*STATED TASK:* For this exercise, copy out each line of the material below that includes "Servicios".

##### GIVEN ENTRIES

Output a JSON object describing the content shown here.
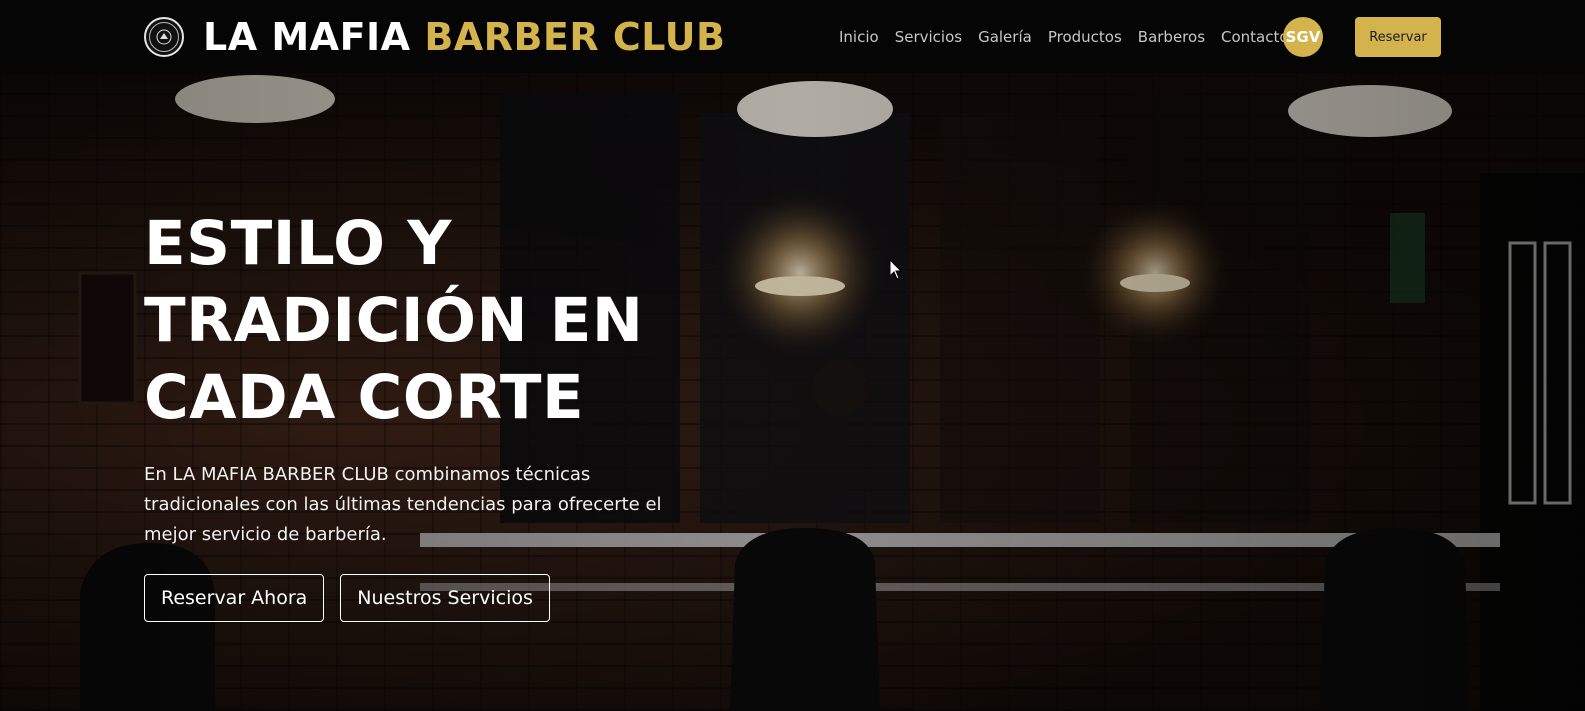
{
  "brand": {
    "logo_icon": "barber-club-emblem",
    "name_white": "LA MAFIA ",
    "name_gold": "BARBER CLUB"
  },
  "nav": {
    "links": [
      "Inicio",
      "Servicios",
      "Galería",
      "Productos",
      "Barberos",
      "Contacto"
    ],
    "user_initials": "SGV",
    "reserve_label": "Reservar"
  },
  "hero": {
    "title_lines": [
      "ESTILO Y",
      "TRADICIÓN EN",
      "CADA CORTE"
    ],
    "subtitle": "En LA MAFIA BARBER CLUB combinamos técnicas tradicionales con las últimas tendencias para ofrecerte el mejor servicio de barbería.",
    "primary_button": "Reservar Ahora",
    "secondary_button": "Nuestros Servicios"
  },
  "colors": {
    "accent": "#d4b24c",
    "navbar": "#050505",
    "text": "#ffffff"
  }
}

##########

*TASK ANSWER:*
      "Servicios",
    "secondary_button": "Nuestros Servicios"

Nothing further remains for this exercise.